----- Available records

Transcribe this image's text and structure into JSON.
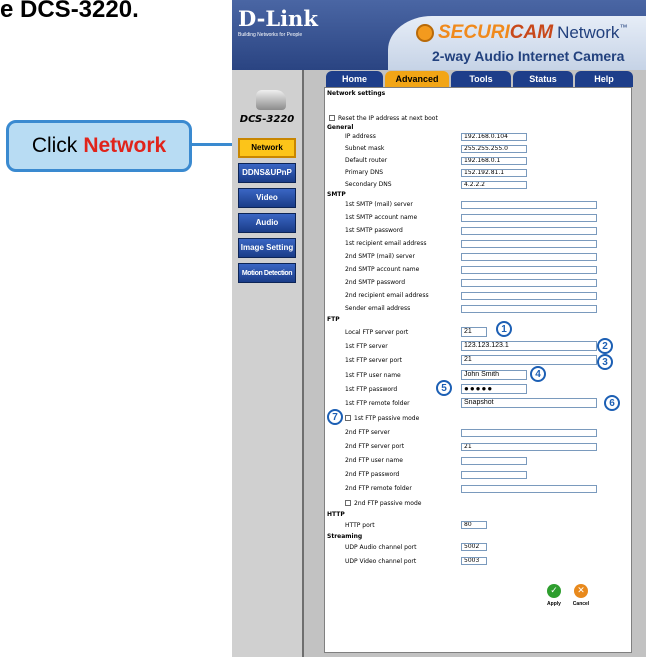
{
  "heading_fragment": "e DCS-3220.",
  "callout": {
    "prefix": "Click",
    "target": "Network"
  },
  "brand": {
    "logo": "D-Link",
    "tagline": "Building Networks for People",
    "product_part1": "SECURI",
    "product_part2": "CAM",
    "product_part3": "Network",
    "tm": "™",
    "subtitle": "2-way Audio Internet Camera"
  },
  "sidebar": {
    "model": "DCS-3220",
    "items": [
      {
        "label": "Network",
        "active": true
      },
      {
        "label": "DDNS&UPnP"
      },
      {
        "label": "Video"
      },
      {
        "label": "Audio"
      },
      {
        "label": "Image Setting"
      },
      {
        "label": "Motion Detection"
      }
    ]
  },
  "tabs": [
    {
      "label": "Home"
    },
    {
      "label": "Advanced",
      "active": true
    },
    {
      "label": "Tools"
    },
    {
      "label": "Status"
    },
    {
      "label": "Help"
    }
  ],
  "form": {
    "title": "Network settings",
    "reset_label": "Reset the IP address at next boot",
    "sections": {
      "general": "General",
      "smtp": "SMTP",
      "ftp": "FTP",
      "http": "HTTP",
      "streaming": "Streaming"
    },
    "general": [
      {
        "label": "IP address",
        "value": "192.168.0.104"
      },
      {
        "label": "Subnet mask",
        "value": "255.255.255.0"
      },
      {
        "label": "Default router",
        "value": "192.168.0.1"
      },
      {
        "label": "Primary DNS",
        "value": "152.192.81.1"
      },
      {
        "label": "Secondary DNS",
        "value": "4.2.2.2"
      }
    ],
    "smtp": [
      {
        "label": "1st SMTP (mail) server",
        "value": ""
      },
      {
        "label": "1st SMTP account name",
        "value": ""
      },
      {
        "label": "1st SMTP password",
        "value": ""
      },
      {
        "label": "1st recipient email address",
        "value": ""
      },
      {
        "label": "2nd SMTP (mail) server",
        "value": ""
      },
      {
        "label": "2nd SMTP account name",
        "value": ""
      },
      {
        "label": "2nd SMTP password",
        "value": ""
      },
      {
        "label": "2nd recipient email address",
        "value": ""
      },
      {
        "label": "Sender email address",
        "value": ""
      }
    ],
    "ftp": [
      {
        "label": "Local FTP server port",
        "value": "21",
        "marker": "1"
      },
      {
        "label": "1st FTP server",
        "value": "123.123.123.1",
        "marker": "2"
      },
      {
        "label": "1st FTP server port",
        "value": "21",
        "marker": "3"
      },
      {
        "label": "1st FTP user name",
        "value": "John Smith",
        "marker": "4"
      },
      {
        "label": "1st FTP password",
        "value": "●●●●●",
        "marker": "5"
      },
      {
        "label": "1st FTP remote folder",
        "value": "Snapshot",
        "marker": "6"
      }
    ],
    "ftp_passive_1": {
      "label": "1st FTP passive mode",
      "marker": "7"
    },
    "ftp2": [
      {
        "label": "2nd FTP server",
        "value": ""
      },
      {
        "label": "2nd FTP server port",
        "value": "21"
      },
      {
        "label": "2nd FTP user name",
        "value": ""
      },
      {
        "label": "2nd FTP password",
        "value": ""
      },
      {
        "label": "2nd FTP remote folder",
        "value": ""
      }
    ],
    "ftp_passive_2": {
      "label": "2nd FTP passive mode"
    },
    "http": [
      {
        "label": "HTTP port",
        "value": "80"
      }
    ],
    "streaming": [
      {
        "label": "UDP Audio channel port",
        "value": "5002"
      },
      {
        "label": "UDP Video channel port",
        "value": "5003"
      }
    ],
    "buttons": {
      "apply": "Apply",
      "cancel": "Cancel"
    }
  },
  "colors": {
    "header_blue": "#2a4482",
    "tab_blue": "#1e3e8a",
    "active_tab": "#f2a516",
    "active_nav": "#fcc419",
    "callout_fill": "#b8dcf3",
    "callout_border": "#3a8ad0",
    "highlight_red": "#e0241b",
    "marker_blue": "#1c5fb4",
    "apply_green": "#2e9e2e",
    "cancel_orange": "#e8891c"
  },
  "icons": {
    "camera_badge": "camera-badge-icon",
    "camera": "camera-icon",
    "apply": "checkmark-icon",
    "cancel": "x-icon"
  }
}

----------

• Exercise objective: Working from the entries above, return all lines that contain "Video".

• The reply:
        "label": "Video"
        "label": "UDP Video channel port",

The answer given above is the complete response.